Stored data entries:
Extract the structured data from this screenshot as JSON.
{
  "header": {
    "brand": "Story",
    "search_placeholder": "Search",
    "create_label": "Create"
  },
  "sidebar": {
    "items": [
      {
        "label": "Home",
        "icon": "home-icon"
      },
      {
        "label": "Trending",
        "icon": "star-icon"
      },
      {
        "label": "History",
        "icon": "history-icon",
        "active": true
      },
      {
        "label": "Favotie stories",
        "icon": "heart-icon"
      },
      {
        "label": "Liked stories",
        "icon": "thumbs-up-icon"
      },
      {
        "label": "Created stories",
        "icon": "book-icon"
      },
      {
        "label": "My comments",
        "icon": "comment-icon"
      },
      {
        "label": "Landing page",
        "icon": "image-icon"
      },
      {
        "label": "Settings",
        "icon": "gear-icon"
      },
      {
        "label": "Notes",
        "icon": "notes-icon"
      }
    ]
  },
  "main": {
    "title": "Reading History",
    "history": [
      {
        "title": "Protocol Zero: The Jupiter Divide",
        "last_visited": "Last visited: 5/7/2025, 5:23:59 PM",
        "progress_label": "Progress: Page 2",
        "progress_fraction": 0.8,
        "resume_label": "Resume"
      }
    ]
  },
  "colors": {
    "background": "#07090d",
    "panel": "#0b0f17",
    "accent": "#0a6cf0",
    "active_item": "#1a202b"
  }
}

■ Goal:
Copy out each record from above, exactly.

■ Finished exercise:
Extract the structured data from this screenshot as JSON.
{
  "header": {
    "brand": "Story",
    "search_placeholder": "Search",
    "create_label": "Create"
  },
  "sidebar": {
    "items": [
      {
        "label": "Home",
        "icon": "home-icon"
      },
      {
        "label": "Trending",
        "icon": "star-icon"
      },
      {
        "label": "History",
        "icon": "history-icon",
        "active": true
      },
      {
        "label": "Favotie stories",
        "icon": "heart-icon"
      },
      {
        "label": "Liked stories",
        "icon": "thumbs-up-icon"
      },
      {
        "label": "Created stories",
        "icon": "book-icon"
      },
      {
        "label": "My comments",
        "icon": "comment-icon"
      },
      {
        "label": "Landing page",
        "icon": "image-icon"
      },
      {
        "label": "Settings",
        "icon": "gear-icon"
      },
      {
        "label": "Notes",
        "icon": "notes-icon"
      }
    ]
  },
  "main": {
    "title": "Reading History",
    "history": [
      {
        "title": "Protocol Zero: The Jupiter Divide",
        "last_visited": "Last visited: 5/7/2025, 5:23:59 PM",
        "progress_label": "Progress: Page 2",
        "progress_fraction": 0.8,
        "resume_label": "Resume"
      }
    ]
  },
  "colors": {
    "background": "#07090d",
    "panel": "#0b0f17",
    "accent": "#0a6cf0",
    "active_item": "#1a202b"
  }
}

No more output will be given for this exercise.